start Records

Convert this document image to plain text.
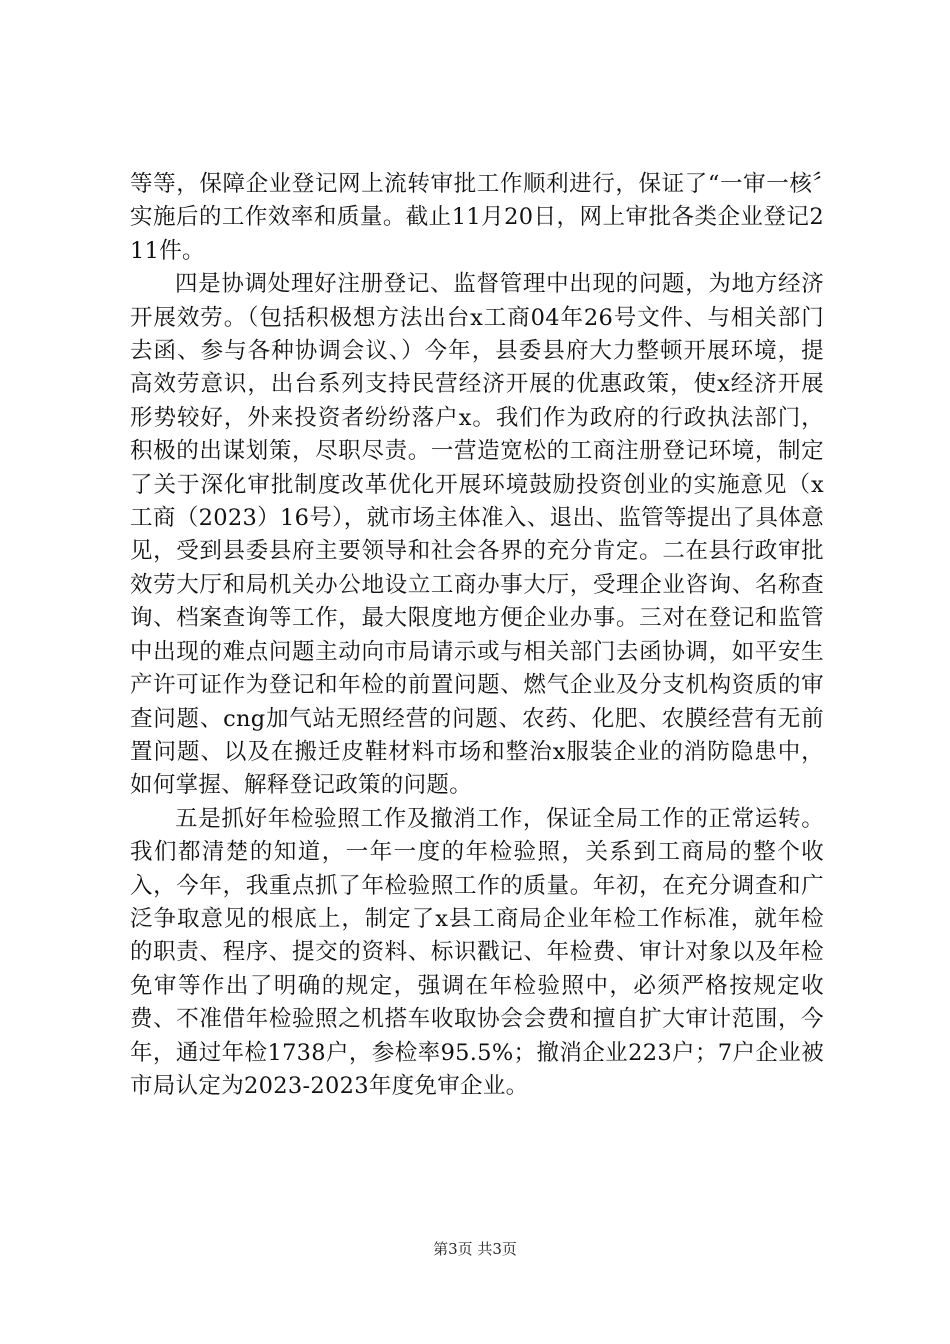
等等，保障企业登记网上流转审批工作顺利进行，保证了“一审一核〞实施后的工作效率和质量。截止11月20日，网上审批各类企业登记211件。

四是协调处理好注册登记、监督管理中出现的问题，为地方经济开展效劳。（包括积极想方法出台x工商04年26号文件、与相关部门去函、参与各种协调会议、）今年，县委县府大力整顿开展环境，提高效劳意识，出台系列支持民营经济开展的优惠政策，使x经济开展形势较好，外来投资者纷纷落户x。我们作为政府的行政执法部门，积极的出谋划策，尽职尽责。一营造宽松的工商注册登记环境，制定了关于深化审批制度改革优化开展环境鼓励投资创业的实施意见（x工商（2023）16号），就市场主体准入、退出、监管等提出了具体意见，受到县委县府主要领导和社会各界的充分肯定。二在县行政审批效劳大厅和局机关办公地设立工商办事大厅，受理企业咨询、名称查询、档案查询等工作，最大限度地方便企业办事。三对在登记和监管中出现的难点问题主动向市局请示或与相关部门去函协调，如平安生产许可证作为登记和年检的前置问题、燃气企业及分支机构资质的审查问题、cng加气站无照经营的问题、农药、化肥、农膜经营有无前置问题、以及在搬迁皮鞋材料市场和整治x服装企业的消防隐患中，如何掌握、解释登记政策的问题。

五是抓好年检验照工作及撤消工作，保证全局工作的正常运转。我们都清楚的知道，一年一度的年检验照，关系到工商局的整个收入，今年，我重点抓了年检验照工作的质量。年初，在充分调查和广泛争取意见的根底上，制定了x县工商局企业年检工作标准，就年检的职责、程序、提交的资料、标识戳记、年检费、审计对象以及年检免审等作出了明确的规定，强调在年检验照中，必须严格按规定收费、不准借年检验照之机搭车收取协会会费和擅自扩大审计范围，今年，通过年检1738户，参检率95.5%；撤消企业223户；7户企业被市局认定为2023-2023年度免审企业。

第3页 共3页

end Records

[Your instructions]: Do not copy the pictures, but repeat every line exactly.

[Result for this exercise]:
Convert this document image to plain text.
等等，保障企业登记网上流转审批工作顺利进行，保证了“一审一核〞实施后的工作效率和质量。截止11月20日，网上审批各类企业登记211件。

四是协调处理好注册登记、监督管理中出现的问题，为地方经济开展效劳。（包括积极想方法出台x工商04年26号文件、与相关部门去函、参与各种协调会议、）今年，县委县府大力整顿开展环境，提高效劳意识，出台系列支持民营经济开展的优惠政策，使x经济开展形势较好，外来投资者纷纷落户x。我们作为政府的行政执法部门，积极的出谋划策，尽职尽责。一营造宽松的工商注册登记环境，制定了关于深化审批制度改革优化开展环境鼓励投资创业的实施意见（x工商（2023）16号），就市场主体准入、退出、监管等提出了具体意见，受到县委县府主要领导和社会各界的充分肯定。二在县行政审批效劳大厅和局机关办公地设立工商办事大厅，受理企业咨询、名称查询、档案查询等工作，最大限度地方便企业办事。三对在登记和监管中出现的难点问题主动向市局请示或与相关部门去函协调，如平安生产许可证作为登记和年检的前置问题、燃气企业及分支机构资质的审查问题、cng加气站无照经营的问题、农药、化肥、农膜经营有无前置问题、以及在搬迁皮鞋材料市场和整治x服装企业的消防隐患中，如何掌握、解释登记政策的问题。

五是抓好年检验照工作及撤消工作，保证全局工作的正常运转。我们都清楚的知道，一年一度的年检验照，关系到工商局的整个收入，今年，我重点抓了年检验照工作的质量。年初，在充分调查和广泛争取意见的根底上，制定了x县工商局企业年检工作标准，就年检的职责、程序、提交的资料、标识戳记、年检费、审计对象以及年检免审等作出了明确的规定，强调在年检验照中，必须严格按规定收费、不准借年检验照之机搭车收取协会会费和擅自扩大审计范围，今年，通过年检1738户，参检率95.5%；撤消企业223户；7户企业被市局认定为2023-2023年度免审企业。

第3页 共3页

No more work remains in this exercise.